Copy only this range: the line with "Convert this chart" through the final line of the material, inclusive at both ends.

----

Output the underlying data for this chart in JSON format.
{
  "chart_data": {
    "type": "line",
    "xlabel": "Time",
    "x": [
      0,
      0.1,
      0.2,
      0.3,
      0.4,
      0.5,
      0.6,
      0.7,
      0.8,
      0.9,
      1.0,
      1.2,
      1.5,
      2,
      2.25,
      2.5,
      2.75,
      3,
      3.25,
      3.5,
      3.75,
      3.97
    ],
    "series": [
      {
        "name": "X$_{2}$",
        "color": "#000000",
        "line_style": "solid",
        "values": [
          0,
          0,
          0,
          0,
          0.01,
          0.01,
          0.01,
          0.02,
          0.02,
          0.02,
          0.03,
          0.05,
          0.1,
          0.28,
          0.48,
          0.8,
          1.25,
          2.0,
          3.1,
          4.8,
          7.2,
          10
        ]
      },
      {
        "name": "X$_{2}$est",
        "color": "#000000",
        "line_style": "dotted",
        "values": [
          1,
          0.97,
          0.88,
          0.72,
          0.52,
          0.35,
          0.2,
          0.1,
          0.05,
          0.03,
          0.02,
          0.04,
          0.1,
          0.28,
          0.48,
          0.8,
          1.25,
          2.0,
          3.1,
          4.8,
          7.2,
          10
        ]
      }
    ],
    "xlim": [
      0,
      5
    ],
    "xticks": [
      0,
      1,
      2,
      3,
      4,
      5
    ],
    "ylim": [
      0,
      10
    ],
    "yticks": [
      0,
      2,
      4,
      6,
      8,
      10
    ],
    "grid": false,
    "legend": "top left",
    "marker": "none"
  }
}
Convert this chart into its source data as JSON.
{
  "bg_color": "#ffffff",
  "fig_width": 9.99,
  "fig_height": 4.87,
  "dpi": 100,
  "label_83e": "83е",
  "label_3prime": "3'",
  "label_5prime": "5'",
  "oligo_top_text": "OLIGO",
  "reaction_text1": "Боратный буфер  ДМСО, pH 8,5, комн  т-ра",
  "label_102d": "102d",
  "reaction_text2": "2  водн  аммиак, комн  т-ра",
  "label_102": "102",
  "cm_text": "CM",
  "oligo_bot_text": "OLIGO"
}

----

§ **THE COMPLETED TASK**:
Convert this chart into its source data as JSON.
{
  "bg_color": "#ffffff",
  "fig_width": 9.99,
  "fig_height": 4.87,
  "dpi": 100,
  "label_83e": "83е",
  "label_3prime": "3'",
  "label_5prime": "5'",
  "oligo_top_text": "OLIGO",
  "reaction_text1": "Боратный буфер  ДМСО, pH 8,5, комн  т-ра",
  "label_102d": "102d",
  "reaction_text2": "2  водн  аммиак, комн  т-ра",
  "label_102": "102",
  "cm_text": "CM",
  "oligo_bot_text": "OLIGO"
}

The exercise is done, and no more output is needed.